(Source data)
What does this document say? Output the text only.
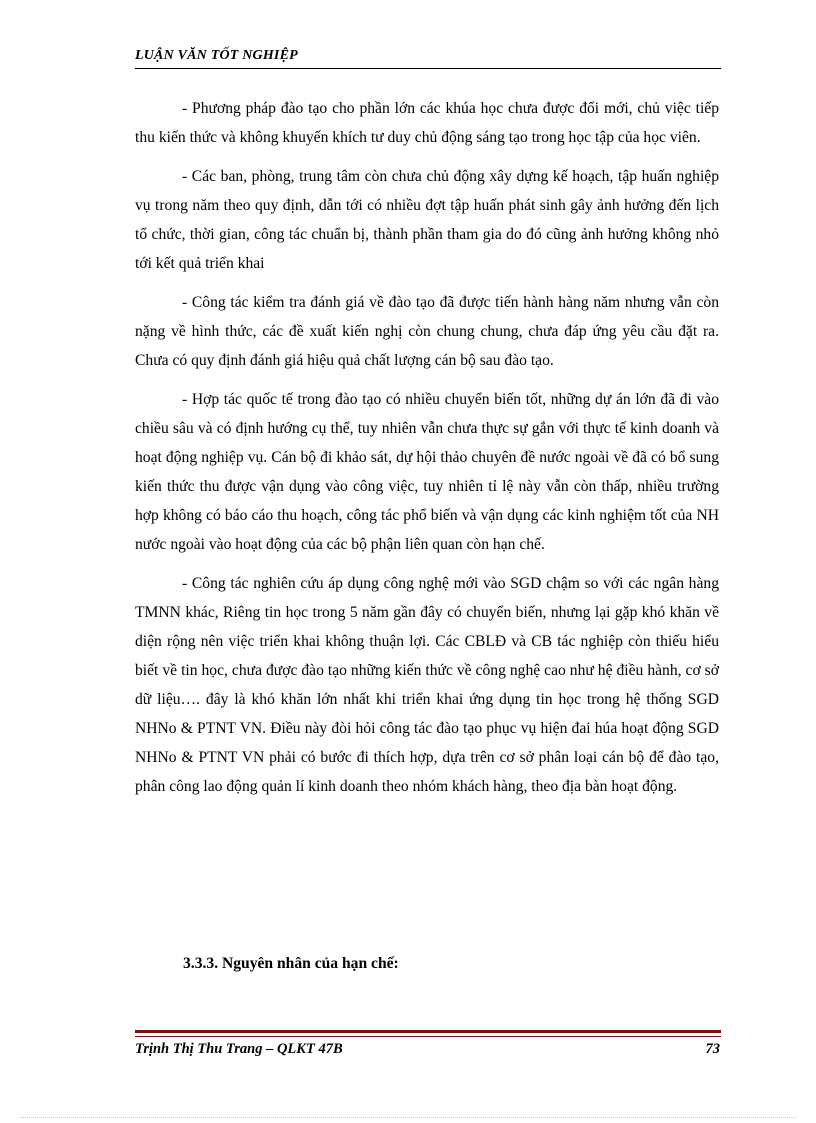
LUẬN VĂN TỐT NGHIỆP

- Phương pháp đào tạo cho phần lớn các khúa học chưa được đổi mới, chủ việc tiếp thu kiến thức và không khuyến khích tư duy chủ động sáng tạo trong học tập của học viên.

- Các ban, phòng, trung tâm còn chưa chủ động xây dựng kế hoạch, tập huấn nghiệp vụ trong năm theo quy định, dẫn tới có nhiều đợt tập huấn phát sinh gây ảnh hưởng đến lịch tổ chức, thời gian, công tác chuẩn bị, thành phần tham gia do đó cũng ảnh hưởng không nhỏ tới kết quả triển khai

- Công tác kiểm tra đánh giá về đào tạo đã được tiến hành hàng năm nhưng vẫn còn nặng về hình thức, các đề xuất kiến nghị còn chung chung, chưa đáp ứng yêu cầu đặt ra. Chưa có quy định đánh giá hiệu quả chất lượng cán bộ sau đào tạo.

- Hợp tác quốc tế trong đào tạo có nhiều chuyển biến tốt, những dự án lớn đã đi vào chiều sâu và có định hướng cụ thể, tuy nhiên vẫn chưa thực sự gắn với thực tế kinh doanh và hoạt động nghiệp vụ. Cán bộ đi khảo sát, dự hội thảo chuyên đề nước ngoài về đã có bổ sung kiến thức thu được vận dụng vào công việc, tuy nhiên tỉ lệ này vẫn còn thấp, nhiều trường hợp không có báo cáo thu hoạch, công tác phổ biến và vận dụng các kinh nghiệm tốt của NH nước ngoài vào hoạt động của các bộ phận liên quan còn hạn chế.

- Công tác nghiên cứu áp dụng công nghệ mới vào SGD chậm so với các ngân hàng TMNN khác, Riêng tin học trong 5 năm gần đây có chuyển biến, nhưng lại gặp khó khăn về diện rộng nên việc triển khai không thuận lợi. Các CBLĐ và CB tác nghiệp còn thiếu hiểu biết về tin học, chưa được đào tạo những kiến thức về công nghệ cao như hệ điều hành, cơ sở dữ liệu…. đây là khó khăn lớn nhất khi triển khai ứng dụng tin học trong hệ thống SGD NHNo & PTNT VN. Điều này đòi hỏi công tác đào tạo phục vụ hiện đai húa hoạt động SGD NHNo & PTNT VN phải có bước đi thích hợp, dựa trên cơ sở phân loại cán bộ để đào tạo, phân công lao động quản lí kinh doanh theo nhóm khách hàng, theo địa bàn hoạt động.

3.3.3. Nguyên nhân của hạn chế:
Trịnh Thị Thu Trang – QLKT 47B	73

**THE REQUEST**
Each record should be quoted exactly, with the images omitted.

**RESULT BELOW**
What does this document say? Output the text only.
LUẬN VĂN TỐT NGHIỆP

- Phương pháp đào tạo cho phần lớn các khúa học chưa được đổi mới, chủ việc tiếp thu kiến thức và không khuyến khích tư duy chủ động sáng tạo trong học tập của học viên.

- Các ban, phòng, trung tâm còn chưa chủ động xây dựng kế hoạch, tập huấn nghiệp vụ trong năm theo quy định, dẫn tới có nhiều đợt tập huấn phát sinh gây ảnh hưởng đến lịch tổ chức, thời gian, công tác chuẩn bị, thành phần tham gia do đó cũng ảnh hưởng không nhỏ tới kết quả triển khai

- Công tác kiểm tra đánh giá về đào tạo đã được tiến hành hàng năm nhưng vẫn còn nặng về hình thức, các đề xuất kiến nghị còn chung chung, chưa đáp ứng yêu cầu đặt ra. Chưa có quy định đánh giá hiệu quả chất lượng cán bộ sau đào tạo.

- Hợp tác quốc tế trong đào tạo có nhiều chuyển biến tốt, những dự án lớn đã đi vào chiều sâu và có định hướng cụ thể, tuy nhiên vẫn chưa thực sự gắn với thực tế kinh doanh và hoạt động nghiệp vụ. Cán bộ đi khảo sát, dự hội thảo chuyên đề nước ngoài về đã có bổ sung kiến thức thu được vận dụng vào công việc, tuy nhiên tỉ lệ này vẫn còn thấp, nhiều trường hợp không có báo cáo thu hoạch, công tác phổ biến và vận dụng các kinh nghiệm tốt của NH nước ngoài vào hoạt động của các bộ phận liên quan còn hạn chế.

- Công tác nghiên cứu áp dụng công nghệ mới vào SGD chậm so với các ngân hàng TMNN khác, Riêng tin học trong 5 năm gần đây có chuyển biến, nhưng lại gặp khó khăn về diện rộng nên việc triển khai không thuận lợi. Các CBLĐ và CB tác nghiệp còn thiếu hiểu biết về tin học, chưa được đào tạo những kiến thức về công nghệ cao như hệ điều hành, cơ sở dữ liệu…. đây là khó khăn lớn nhất khi triển khai ứng dụng tin học trong hệ thống SGD NHNo & PTNT VN. Điều này đòi hỏi công tác đào tạo phục vụ hiện đai húa hoạt động SGD NHNo & PTNT VN phải có bước đi thích hợp, dựa trên cơ sở phân loại cán bộ để đào tạo, phân công lao động quản lí kinh doanh theo nhóm khách hàng, theo địa bàn hoạt động.

3.3.3. Nguyên nhân của hạn chế:
Trịnh Thị Thu Trang – QLKT 47B	73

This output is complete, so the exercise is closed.